## OBJECTIVE
Return the count of lines that hold the string "Landfall", with no other words.

## Extracts from a graphics dataset
--- START ---

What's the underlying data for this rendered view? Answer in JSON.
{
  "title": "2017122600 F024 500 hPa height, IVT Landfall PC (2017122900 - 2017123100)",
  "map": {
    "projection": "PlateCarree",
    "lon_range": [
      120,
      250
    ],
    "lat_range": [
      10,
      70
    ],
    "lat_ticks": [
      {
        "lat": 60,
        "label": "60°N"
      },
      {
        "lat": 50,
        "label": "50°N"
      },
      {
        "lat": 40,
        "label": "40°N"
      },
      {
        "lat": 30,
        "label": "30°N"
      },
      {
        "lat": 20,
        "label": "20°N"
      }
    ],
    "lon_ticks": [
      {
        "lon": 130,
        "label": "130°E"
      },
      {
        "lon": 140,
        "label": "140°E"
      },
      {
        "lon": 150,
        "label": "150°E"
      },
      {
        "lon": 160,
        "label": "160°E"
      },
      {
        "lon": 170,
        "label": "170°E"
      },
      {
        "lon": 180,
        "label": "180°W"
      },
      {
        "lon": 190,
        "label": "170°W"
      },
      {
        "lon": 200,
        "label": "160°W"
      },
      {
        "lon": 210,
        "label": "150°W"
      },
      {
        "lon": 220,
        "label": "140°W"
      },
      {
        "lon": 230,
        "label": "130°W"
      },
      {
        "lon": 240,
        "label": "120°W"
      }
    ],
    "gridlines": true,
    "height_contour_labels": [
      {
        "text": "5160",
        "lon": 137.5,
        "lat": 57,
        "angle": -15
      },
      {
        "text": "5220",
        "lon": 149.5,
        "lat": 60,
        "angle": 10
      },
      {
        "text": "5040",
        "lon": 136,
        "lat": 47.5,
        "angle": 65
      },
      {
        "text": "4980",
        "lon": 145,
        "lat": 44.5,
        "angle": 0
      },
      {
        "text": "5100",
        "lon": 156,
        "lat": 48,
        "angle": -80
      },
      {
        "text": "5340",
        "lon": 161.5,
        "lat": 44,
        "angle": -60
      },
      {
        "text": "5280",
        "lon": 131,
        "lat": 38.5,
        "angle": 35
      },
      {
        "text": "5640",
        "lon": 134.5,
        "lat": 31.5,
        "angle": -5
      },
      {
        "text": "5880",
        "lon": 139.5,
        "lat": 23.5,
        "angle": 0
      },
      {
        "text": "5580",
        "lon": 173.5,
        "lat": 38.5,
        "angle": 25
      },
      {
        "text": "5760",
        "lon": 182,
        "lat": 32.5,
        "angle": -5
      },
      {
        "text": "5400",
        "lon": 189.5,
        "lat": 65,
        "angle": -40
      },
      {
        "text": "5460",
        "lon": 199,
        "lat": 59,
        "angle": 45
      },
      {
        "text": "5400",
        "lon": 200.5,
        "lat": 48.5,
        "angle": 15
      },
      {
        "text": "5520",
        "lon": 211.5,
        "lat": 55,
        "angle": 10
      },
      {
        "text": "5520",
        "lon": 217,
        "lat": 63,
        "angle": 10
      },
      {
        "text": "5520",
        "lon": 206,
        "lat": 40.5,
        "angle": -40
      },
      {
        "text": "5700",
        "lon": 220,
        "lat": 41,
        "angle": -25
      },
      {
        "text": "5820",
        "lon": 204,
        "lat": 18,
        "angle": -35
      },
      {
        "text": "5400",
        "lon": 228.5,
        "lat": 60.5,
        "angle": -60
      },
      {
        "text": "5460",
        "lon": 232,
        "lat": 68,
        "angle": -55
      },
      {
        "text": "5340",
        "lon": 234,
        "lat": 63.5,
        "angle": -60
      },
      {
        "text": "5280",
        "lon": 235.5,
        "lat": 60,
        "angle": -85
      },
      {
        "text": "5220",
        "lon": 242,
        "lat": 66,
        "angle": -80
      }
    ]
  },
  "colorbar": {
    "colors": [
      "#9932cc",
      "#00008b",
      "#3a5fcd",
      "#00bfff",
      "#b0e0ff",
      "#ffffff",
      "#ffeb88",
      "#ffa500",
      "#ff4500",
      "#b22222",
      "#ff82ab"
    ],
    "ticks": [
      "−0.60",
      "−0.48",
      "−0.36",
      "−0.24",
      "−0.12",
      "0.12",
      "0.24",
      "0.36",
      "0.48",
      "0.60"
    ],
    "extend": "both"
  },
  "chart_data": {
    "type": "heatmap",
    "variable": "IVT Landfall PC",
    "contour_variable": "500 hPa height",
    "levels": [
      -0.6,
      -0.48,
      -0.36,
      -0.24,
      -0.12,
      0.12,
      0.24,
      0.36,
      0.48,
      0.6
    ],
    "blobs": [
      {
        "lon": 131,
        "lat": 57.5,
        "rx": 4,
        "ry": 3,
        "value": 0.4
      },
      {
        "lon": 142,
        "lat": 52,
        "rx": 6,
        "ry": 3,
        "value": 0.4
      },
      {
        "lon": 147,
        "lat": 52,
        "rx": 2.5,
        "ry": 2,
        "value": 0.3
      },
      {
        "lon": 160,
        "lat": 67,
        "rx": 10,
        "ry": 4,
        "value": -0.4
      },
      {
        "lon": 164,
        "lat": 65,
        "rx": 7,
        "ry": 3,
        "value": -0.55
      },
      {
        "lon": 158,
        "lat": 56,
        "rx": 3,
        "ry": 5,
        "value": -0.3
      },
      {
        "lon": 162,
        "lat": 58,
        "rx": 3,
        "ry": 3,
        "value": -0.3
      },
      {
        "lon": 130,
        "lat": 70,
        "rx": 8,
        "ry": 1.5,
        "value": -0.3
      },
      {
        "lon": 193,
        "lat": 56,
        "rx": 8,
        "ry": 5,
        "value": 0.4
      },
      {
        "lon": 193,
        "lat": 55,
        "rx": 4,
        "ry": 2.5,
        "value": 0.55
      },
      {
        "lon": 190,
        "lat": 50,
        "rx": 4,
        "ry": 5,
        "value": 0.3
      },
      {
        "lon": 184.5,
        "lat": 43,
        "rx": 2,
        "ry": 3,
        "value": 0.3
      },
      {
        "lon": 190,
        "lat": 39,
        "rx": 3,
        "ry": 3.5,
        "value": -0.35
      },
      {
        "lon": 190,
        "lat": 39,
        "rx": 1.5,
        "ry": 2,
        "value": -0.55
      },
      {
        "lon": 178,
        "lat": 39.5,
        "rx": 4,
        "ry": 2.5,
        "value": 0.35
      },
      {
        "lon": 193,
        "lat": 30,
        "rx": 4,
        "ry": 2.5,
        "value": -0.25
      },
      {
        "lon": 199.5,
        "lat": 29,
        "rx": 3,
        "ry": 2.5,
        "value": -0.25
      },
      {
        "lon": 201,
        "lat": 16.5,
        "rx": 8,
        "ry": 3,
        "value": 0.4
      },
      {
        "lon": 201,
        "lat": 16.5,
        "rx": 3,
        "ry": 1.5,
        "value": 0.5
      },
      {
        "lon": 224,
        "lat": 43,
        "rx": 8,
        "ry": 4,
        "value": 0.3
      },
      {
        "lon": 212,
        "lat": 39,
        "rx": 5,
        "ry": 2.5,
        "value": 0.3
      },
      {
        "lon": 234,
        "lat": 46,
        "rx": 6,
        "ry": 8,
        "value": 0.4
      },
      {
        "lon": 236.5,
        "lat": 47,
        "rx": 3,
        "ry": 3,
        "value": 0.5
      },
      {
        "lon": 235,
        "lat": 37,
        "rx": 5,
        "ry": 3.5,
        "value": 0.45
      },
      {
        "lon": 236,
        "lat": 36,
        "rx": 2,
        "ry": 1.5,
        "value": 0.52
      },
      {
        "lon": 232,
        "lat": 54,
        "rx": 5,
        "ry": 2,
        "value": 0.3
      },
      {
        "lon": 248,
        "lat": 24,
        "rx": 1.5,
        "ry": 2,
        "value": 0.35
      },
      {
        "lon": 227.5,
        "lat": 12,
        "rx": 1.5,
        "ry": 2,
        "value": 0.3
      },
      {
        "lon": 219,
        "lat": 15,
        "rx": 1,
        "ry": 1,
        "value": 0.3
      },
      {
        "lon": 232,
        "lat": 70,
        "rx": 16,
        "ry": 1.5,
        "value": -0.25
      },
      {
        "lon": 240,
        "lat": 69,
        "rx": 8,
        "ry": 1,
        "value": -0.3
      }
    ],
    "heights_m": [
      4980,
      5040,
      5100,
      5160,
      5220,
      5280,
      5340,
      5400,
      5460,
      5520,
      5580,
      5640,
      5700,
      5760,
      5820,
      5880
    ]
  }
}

--- END ---

## SOLUTION
2